*Set exercise*.
From the entries below, pull out each line where "file" appears.

Data entries
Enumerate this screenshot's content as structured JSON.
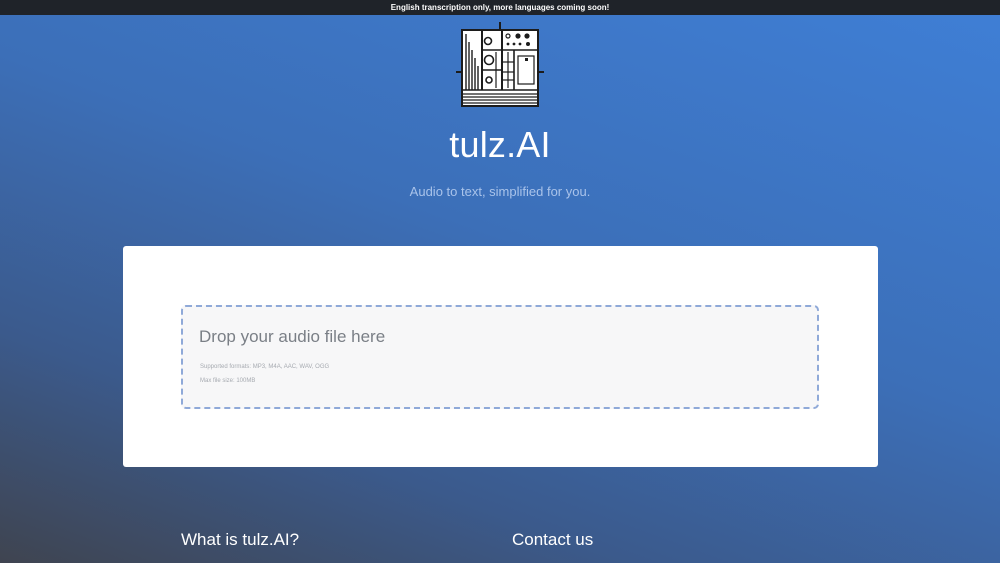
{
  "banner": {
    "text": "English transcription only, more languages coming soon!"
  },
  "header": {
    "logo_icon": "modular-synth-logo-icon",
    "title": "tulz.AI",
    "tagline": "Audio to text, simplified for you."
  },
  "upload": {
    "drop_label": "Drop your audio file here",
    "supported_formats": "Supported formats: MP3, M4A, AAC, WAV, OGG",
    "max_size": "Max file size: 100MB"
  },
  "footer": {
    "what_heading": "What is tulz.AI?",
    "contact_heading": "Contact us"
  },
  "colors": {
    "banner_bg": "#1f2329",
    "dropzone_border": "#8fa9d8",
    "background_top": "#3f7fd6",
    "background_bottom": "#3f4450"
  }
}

*Result*.
    "drop_label": "Drop your audio file here",
    "max_size": "Max file size: 100MB"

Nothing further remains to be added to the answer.